### 本文抜粋

---------------

近年、企業の休廃業・解散の件数が増加傾向にあるといわれている。しかし経営者が事業を廃業する理由は、なにも「赤字経営だから」という理由ばかりではない。廃業とは、なんらかの理由によって事業をやめることを意味する。経営状態が悪化して企業が倒産の手続きをすることも廃業の一つといえるだろう。しかしなかには、企業の経営が黒字でも廃業を選ぶケースがあるのだ。

中小企業の経営者が廃業を選ぶ理由には、どのようなものがあるのだろうか。本記事では、廃業の意味や方法、廃業を回避する方法について解説する。

目次

  1. 廃業の意味や倒産・閉店との違い
    1. 廃業する際の手続き
  2. 近年は休廃業・解散の件数が増加傾向
    1. 近年における中小企業の休廃業の動向
    2. 経営者が廃業を選ぶ理由
  3. 廃業を回避する方法
    1. 従業員等自社企業の生え抜きへの承継
    2. 経営改善・事業再生
    3. 第三者承継・M&A
  4. 将来を考えて幅広い選択肢を
廃業とは? 倒産との違いや廃業を回避する方法についてわかりやすく解説
(画像=ELUTAS/stock.adobe.com)

✉️経営、事業承継・M&Aの無料相談はこちらから

廃業の意味や倒産・閉店との違い

事業をやめるという点では「倒産」「閉店」も廃業の一つといえるが、意味がそれぞれに異なる。最初に「廃業」「倒産」「閉店」の意味の違いについ確認しておこう。

廃業する際の手続き

「廃業」とは、企業の経営者や個人事業主が何らかの理由によって事業を自主的にやめることを意味する。「廃業」と並んでよく使われる言葉に「休業」「閉店」「破産」「倒産」「解散」「清算」などといった言葉があるが、意味はそれぞれに異なるため、注意したい。

---------------

### データ一覧
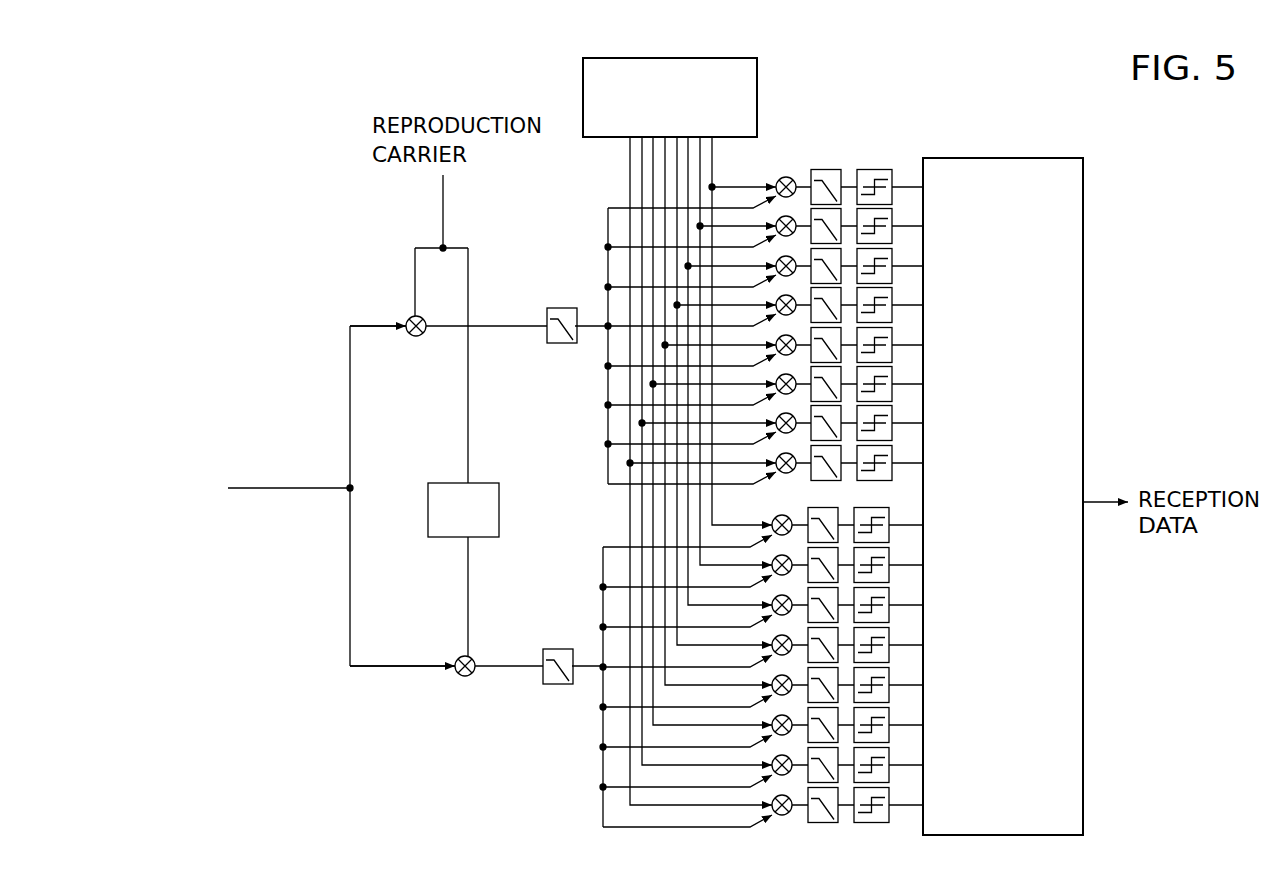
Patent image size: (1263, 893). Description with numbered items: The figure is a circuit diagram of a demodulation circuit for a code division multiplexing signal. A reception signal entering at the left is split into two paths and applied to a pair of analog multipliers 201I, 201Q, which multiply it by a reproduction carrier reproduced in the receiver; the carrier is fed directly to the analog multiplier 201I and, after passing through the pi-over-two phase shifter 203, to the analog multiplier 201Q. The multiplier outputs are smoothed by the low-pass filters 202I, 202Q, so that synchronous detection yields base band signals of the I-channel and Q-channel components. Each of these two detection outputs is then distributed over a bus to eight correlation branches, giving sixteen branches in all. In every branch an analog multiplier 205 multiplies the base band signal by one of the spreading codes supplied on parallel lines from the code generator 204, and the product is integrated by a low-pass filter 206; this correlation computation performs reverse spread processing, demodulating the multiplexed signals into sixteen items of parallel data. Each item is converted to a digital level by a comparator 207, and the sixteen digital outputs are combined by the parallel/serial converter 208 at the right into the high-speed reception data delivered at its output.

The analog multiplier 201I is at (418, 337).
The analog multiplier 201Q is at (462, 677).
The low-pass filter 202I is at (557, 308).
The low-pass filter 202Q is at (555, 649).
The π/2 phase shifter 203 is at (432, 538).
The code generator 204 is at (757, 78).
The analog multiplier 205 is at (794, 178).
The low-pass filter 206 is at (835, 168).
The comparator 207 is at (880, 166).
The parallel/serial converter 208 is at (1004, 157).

---------------

### 設定課題
**1)** 廃業に関する記事を読み、次の問いに答えよ。
(a) 冒頭によると、近年の企業の休廃業・解散の件数はどのような傾向にあるといわれているか。
(b) 目次で「廃業を回避する方法」の下に挙げられている三つの方法は何か。
(c) 「廃業する際の手続き」の項で、「廃業」はどのような意味だと説明されているか。
**2)** 廃業に関する記事の最後の文に続けて、その先を書け。

### 課題の解答
**1)**
(a) 増加傾向にあるといわれている。
(b) 従業員等自社企業の生え抜きへの承継、経営改善・事業再生、第三者承継・M&Aの三つ。
(c) 企業の経営者や個人事業主が、何らかの理由によって事業を自主的にやめること。

**2)**
・休業:事業を一時的に休止すること
法人の場合、何らかの事情があって事業継続が困難となった場合には、法人を解散しなくても休業の手続きを行うことで法人登記を残したまま一時的に事業活動を休止することができる。休業であれば業再開の目途がたったときに新たに法人を設立しなくとも再開が可能だ。

休業中は、所得が発生しないため、法人税や事業税などの納税負担を少なくできることもあり、休業の手続きをするケースは少なくない。

・閉店:店舗を閉鎖し運営をやめること
店舗数が1店舗だけの企業であれば店舗を閉鎖すれば廃業といえる。しかし複数の店舗を経営している企業の場合は、一部の店舗を閉鎖したからといっても廃業にはならない。事業縮小や事業転換などで店舗を閉店することはよくあることだ。事業継続のために店舗閉店を選ぶこともあるため、必ずしも閉店が廃業となるとは限らない。

・破産:破産法の手続きよって企業または個人の財産を処分・換金し、債権者に弁済・配当すること
破産手続きによって所有する財産がすべて処分され、換価された金銭は負債の弁済に充てられる。残った金銭があれば債権者に配当し、その後当該企業は消滅する。債権者に配当しても弁済しきれなかった債務は免責されるため、破産手続き終了後は債務を弁済する必要がない。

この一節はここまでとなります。